> Task objective
Reproduce all the entries exactly and keep the pictures out.

> Exercise materials
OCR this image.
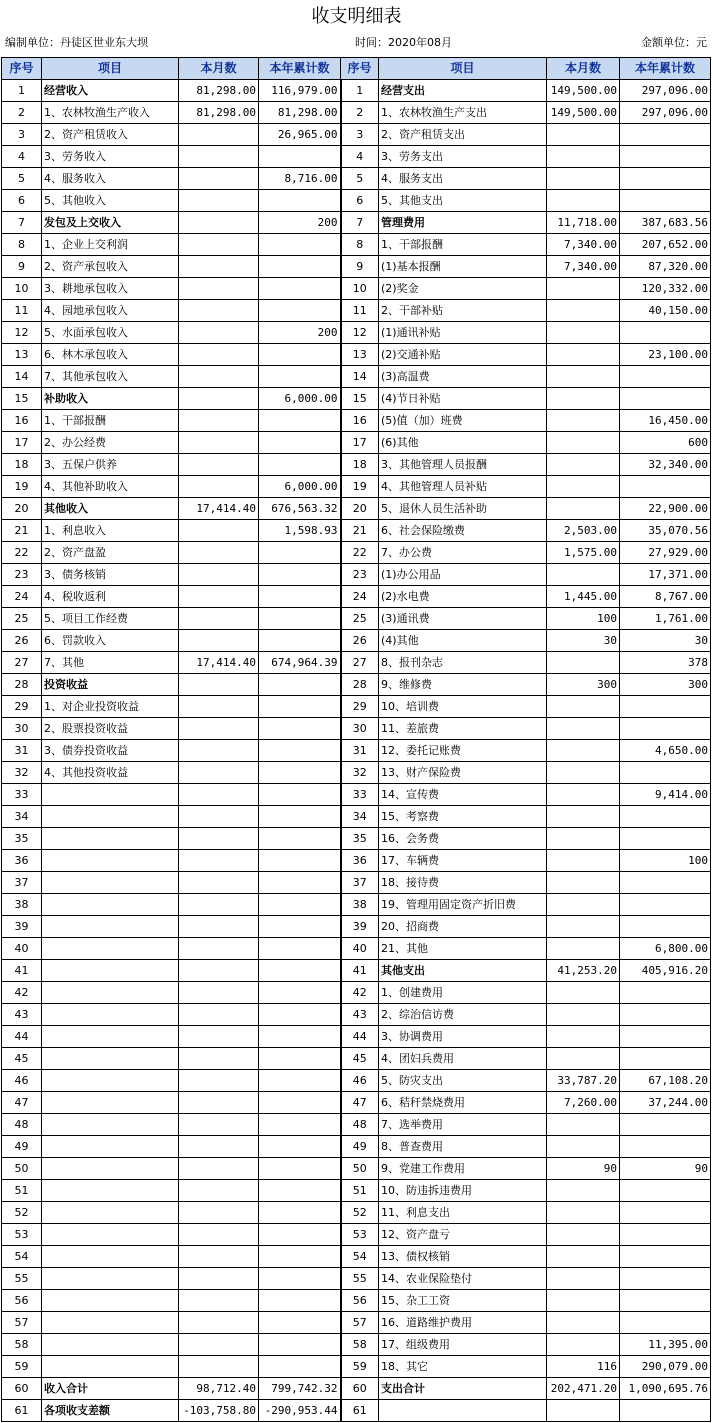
收支明细表
编制单位：丹徒区世业东大坝	时间：2020年08月	金额单位：元
序号	项目	本月数	本年累计数	序号	项目	本月数	本年累计数
1	经营收入	81,298.00	116,979.00	1	经营支出	149,500.00	297,096.00
2	1、农林牧渔生产收入	81,298.00	81,298.00	2	1、农林牧渔生产支出	149,500.00	297,096.00
3	2、资产租赁收入		26,965.00	3	2、资产租赁支出		
4	3、劳务收入			4	3、劳务支出		
5	4、服务收入		8,716.00	5	4、服务支出		
6	5、其他收入			6	5、其他支出		
7	发包及上交收入		200	7	管理费用	11,718.00	387,683.56
8	1、企业上交利润			8	1、干部报酬	7,340.00	207,652.00
9	2、资产承包收入			9	(1)基本报酬	7,340.00	87,320.00
10	3、耕地承包收入			10	(2)奖金		120,332.00
11	4、园地承包收入			11	2、干部补贴		40,150.00
12	5、水面承包收入		200	12	(1)通讯补贴		
13	6、林木承包收入			13	(2)交通补贴		23,100.00
14	7、其他承包收入			14	(3)高温费		
15	补助收入		6,000.00	15	(4)节日补贴		
16	1、干部报酬			16	(5)值（加）班费		16,450.00
17	2、办公经费			17	(6)其他		600
18	3、五保户供养			18	3、其他管理人员报酬		32,340.00
19	4、其他补助收入		6,000.00	19	4、其他管理人员补贴		
20	其他收入	17,414.40	676,563.32	20	5、退休人员生活补助		22,900.00
21	1、利息收入		1,598.93	21	6、社会保险缴费	2,503.00	35,070.56
22	2、资产盘盈			22	7、办公费	1,575.00	27,929.00
23	3、债务核销			23	(1)办公用品		17,371.00
24	4、税收返利			24	(2)水电费	1,445.00	8,767.00
25	5、项目工作经费			25	(3)通讯费	100	1,761.00
26	6、罚款收入			26	(4)其他	30	30
27	7、其他	17,414.40	674,964.39	27	8、报刊杂志		378
28	投资收益			28	9、维修费	300	300
29	1、对企业投资收益			29	10、培训费		
30	2、股票投资收益			30	11、差旅费		
31	3、债券投资收益			31	12、委托记账费		4,650.00
32	4、其他投资收益			32	13、财产保险费		
33				33	14、宣传费		9,414.00
34				34	15、考察费		
35				35	16、会务费		
36				36	17、车辆费		100
37				37	18、接待费		
38				38	19、管理用固定资产折旧费		
39				39	20、招商费		
40				40	21、其他		6,800.00
41				41	其他支出	41,253.20	405,916.20
42				42	1、创建费用		
43				43	2、综治信访费		
44				44	3、协调费用		
45				45	4、团妇兵费用		
46				46	5、防灾支出	33,787.20	67,108.20
47				47	6、秸秆禁烧费用	7,260.00	37,244.00
48				48	7、选举费用		
49				49	8、普查费用		
50				50	9、党建工作费用	90	90
51				51	10、防违拆违费用		
52				52	11、利息支出		
53				53	12、资产盘亏		
54				54	13、债权核销		
55				55	14、农业保险垫付		
56				56	15、杂工工资		
57				57	16、道路维护费用		
58				58	17、组级费用		11,395.00
59				59	18、其它	116	290,079.00
60	收入合计	98,712.40	799,742.32	60	支出合计	202,471.20	1,090,695.76
61	各项收支差额	-103,758.80	-290,953.44	61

> Output of the exercise
OCR this image.
收支明细表
编制单位：丹徒区世业东大坝	时间：2020年08月	金额单位：元
序号	项目	本月数	本年累计数	序号	项目	本月数	本年累计数
1	经营收入	81,298.00	116,979.00	1	经营支出	149,500.00	297,096.00
2	1、农林牧渔生产收入	81,298.00	81,298.00	2	1、农林牧渔生产支出	149,500.00	297,096.00
3	2、资产租赁收入		26,965.00	3	2、资产租赁支出		
4	3、劳务收入			4	3、劳务支出		
5	4、服务收入		8,716.00	5	4、服务支出		
6	5、其他收入			6	5、其他支出		
7	发包及上交收入		200	7	管理费用	11,718.00	387,683.56
8	1、企业上交利润			8	1、干部报酬	7,340.00	207,652.00
9	2、资产承包收入			9	(1)基本报酬	7,340.00	87,320.00
10	3、耕地承包收入			10	(2)奖金		120,332.00
11	4、园地承包收入			11	2、干部补贴		40,150.00
12	5、水面承包收入		200	12	(1)通讯补贴		
13	6、林木承包收入			13	(2)交通补贴		23,100.00
14	7、其他承包收入			14	(3)高温费		
15	补助收入		6,000.00	15	(4)节日补贴		
16	1、干部报酬			16	(5)值（加）班费		16,450.00
17	2、办公经费			17	(6)其他		600
18	3、五保户供养			18	3、其他管理人员报酬		32,340.00
19	4、其他补助收入		6,000.00	19	4、其他管理人员补贴		
20	其他收入	17,414.40	676,563.32	20	5、退休人员生活补助		22,900.00
21	1、利息收入		1,598.93	21	6、社会保险缴费	2,503.00	35,070.56
22	2、资产盘盈			22	7、办公费	1,575.00	27,929.00
23	3、债务核销			23	(1)办公用品		17,371.00
24	4、税收返利			24	(2)水电费	1,445.00	8,767.00
25	5、项目工作经费			25	(3)通讯费	100	1,761.00
26	6、罚款收入			26	(4)其他	30	30
27	7、其他	17,414.40	674,964.39	27	8、报刊杂志		378
28	投资收益			28	9、维修费	300	300
29	1、对企业投资收益			29	10、培训费		
30	2、股票投资收益			30	11、差旅费		
31	3、债券投资收益			31	12、委托记账费		4,650.00
32	4、其他投资收益			32	13、财产保险费		
33				33	14、宣传费		9,414.00
34				34	15、考察费		
35				35	16、会务费		
36				36	17、车辆费		100
37				37	18、接待费		
38				38	19、管理用固定资产折旧费		
39				39	20、招商费		
40				40	21、其他		6,800.00
41				41	其他支出	41,253.20	405,916.20
42				42	1、创建费用		
43				43	2、综治信访费		
44				44	3、协调费用		
45				45	4、团妇兵费用		
46				46	5、防灾支出	33,787.20	67,108.20
47				47	6、秸秆禁烧费用	7,260.00	37,244.00
48				48	7、选举费用		
49				49	8、普查费用		
50				50	9、党建工作费用	90	90
51				51	10、防违拆违费用		
52				52	11、利息支出		
53				53	12、资产盘亏		
54				54	13、债权核销		
55				55	14、农业保险垫付		
56				56	15、杂工工资		
57				57	16、道路维护费用		
58				58	17、组级费用		11,395.00
59				59	18、其它	116	290,079.00
60	收入合计	98,712.40	799,742.32	60	支出合计	202,471.20	1,090,695.76
61	各项收支差额	-103,758.80	-290,953.44	61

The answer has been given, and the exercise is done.